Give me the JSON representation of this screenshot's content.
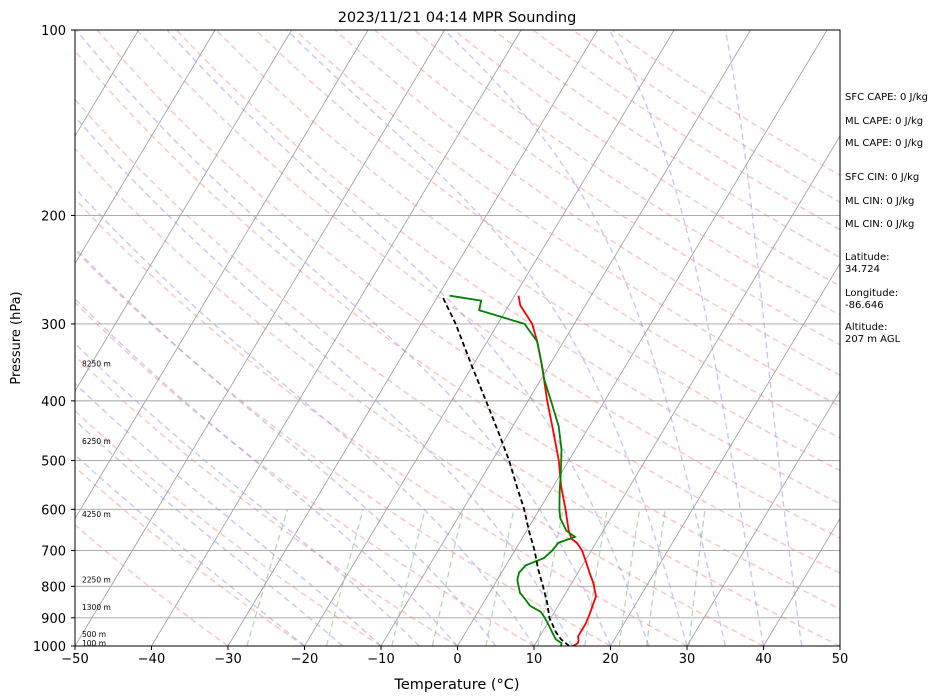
{
  "chart_data": {
    "type": "skew-t",
    "title": "2023/11/21 04:14 MPR Sounding",
    "xlabel": "Temperature (°C)",
    "ylabel": "Pressure (hPa)",
    "xlim": [
      -50,
      50
    ],
    "ylim": [
      1000,
      100
    ],
    "y_scale": "log",
    "grid": true,
    "x_ticks": [
      "−50",
      "−40",
      "−30",
      "−20",
      "−10",
      "0",
      "10",
      "20",
      "30",
      "40",
      "50"
    ],
    "y_ticks": [
      "100",
      "200",
      "300",
      "400",
      "500",
      "600",
      "700",
      "800",
      "900",
      "1000"
    ],
    "height_labels": [
      {
        "p": 989,
        "label": "100 m"
      },
      {
        "p": 957,
        "label": "500 m"
      },
      {
        "p": 865,
        "label": "1300 m"
      },
      {
        "p": 780,
        "label": "2250 m"
      },
      {
        "p": 610,
        "label": "4250 m"
      },
      {
        "p": 465,
        "label": "6250 m"
      },
      {
        "p": 348,
        "label": "8250 m"
      }
    ],
    "series": [
      {
        "color": "#ff0000",
        "points": [
          [
            1000,
            15.1
          ],
          [
            990,
            15.5
          ],
          [
            980,
            15.4
          ],
          [
            965,
            15.0
          ],
          [
            950,
            15.0
          ],
          [
            920,
            15.0
          ],
          [
            890,
            14.8
          ],
          [
            860,
            14.5
          ],
          [
            830,
            14.2
          ],
          [
            810,
            13.5
          ],
          [
            790,
            12.8
          ],
          [
            760,
            11.5
          ],
          [
            730,
            10.2
          ],
          [
            700,
            8.8
          ],
          [
            680,
            7.5
          ],
          [
            670,
            6.5
          ],
          [
            650,
            5.5
          ],
          [
            600,
            3.4
          ],
          [
            550,
            1.0
          ],
          [
            500,
            -1.3
          ],
          [
            450,
            -4.2
          ],
          [
            400,
            -7.5
          ],
          [
            350,
            -11.0
          ],
          [
            320,
            -13.5
          ],
          [
            300,
            -15.5
          ],
          [
            280,
            -18.5
          ],
          [
            270,
            -19.5
          ]
        ]
      },
      {
        "color": "#008000",
        "points": [
          [
            1000,
            13.5
          ],
          [
            990,
            13.4
          ],
          [
            975,
            12.3
          ],
          [
            950,
            11.3
          ],
          [
            930,
            10.5
          ],
          [
            900,
            9.2
          ],
          [
            880,
            8.2
          ],
          [
            860,
            6.3
          ],
          [
            840,
            5.2
          ],
          [
            820,
            4.0
          ],
          [
            800,
            3.3
          ],
          [
            780,
            2.6
          ],
          [
            760,
            2.3
          ],
          [
            740,
            2.6
          ],
          [
            720,
            4.4
          ],
          [
            700,
            4.9
          ],
          [
            680,
            5.1
          ],
          [
            665,
            6.8
          ],
          [
            650,
            5.2
          ],
          [
            620,
            3.4
          ],
          [
            600,
            2.6
          ],
          [
            560,
            1.2
          ],
          [
            520,
            -0.2
          ],
          [
            480,
            -1.8
          ],
          [
            440,
            -4.0
          ],
          [
            400,
            -7.0
          ],
          [
            370,
            -9.5
          ],
          [
            340,
            -11.8
          ],
          [
            320,
            -13.5
          ],
          [
            300,
            -16.5
          ],
          [
            285,
            -23.5
          ],
          [
            275,
            -24.0
          ],
          [
            270,
            -28.5
          ]
        ]
      },
      {
        "color": "#000000",
        "dashed": true,
        "points": [
          [
            1000,
            14.6
          ],
          [
            975,
            13.0
          ],
          [
            950,
            11.8
          ],
          [
            900,
            9.8
          ],
          [
            850,
            8.3
          ],
          [
            800,
            6.5
          ],
          [
            750,
            4.5
          ],
          [
            700,
            2.6
          ],
          [
            650,
            0.3
          ],
          [
            600,
            -2.0
          ],
          [
            550,
            -4.8
          ],
          [
            500,
            -7.8
          ],
          [
            450,
            -11.4
          ],
          [
            400,
            -15.5
          ],
          [
            350,
            -20.2
          ],
          [
            300,
            -25.5
          ],
          [
            270,
            -29.5
          ]
        ]
      }
    ],
    "info": {
      "sfc_cape": "SFC CAPE: 0 J/kg",
      "ml_cape_1": "ML CAPE: 0 J/kg",
      "ml_cape_2": "ML CAPE: 0 J/kg",
      "sfc_cin": "SFC CIN: 0 J/kg",
      "ml_cin_1": "ML CIN: 0 J/kg",
      "ml_cin_2": "ML CIN: 0 J/kg",
      "lat_label": "Latitude:",
      "lat_value": "34.724",
      "lon_label": "Longitude:",
      "lon_value": "-86.646",
      "alt_label": "Altitude:",
      "alt_value": "207 m AGL"
    }
  }
}
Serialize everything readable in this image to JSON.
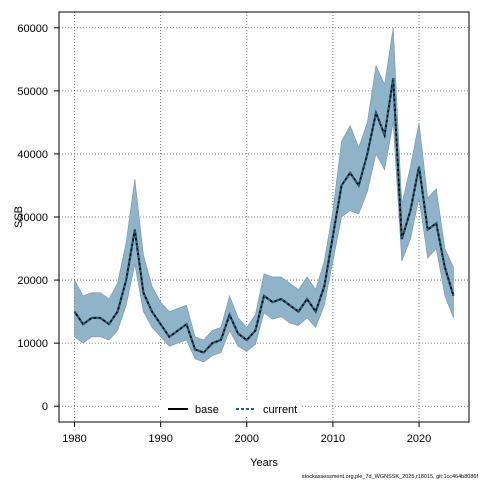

____

**THE EXERCISE:** From the listing above, pick out each line where the word "CAPE" appears.

**SOLUTION TO THIS TASK:**
      "sfc_cape": "SFC CAPE: 0 J/kg",
      "ml_cape_1": "ML CAPE: 0 J/kg",
      "ml_cape_2": "ML CAPE: 0 J/kg",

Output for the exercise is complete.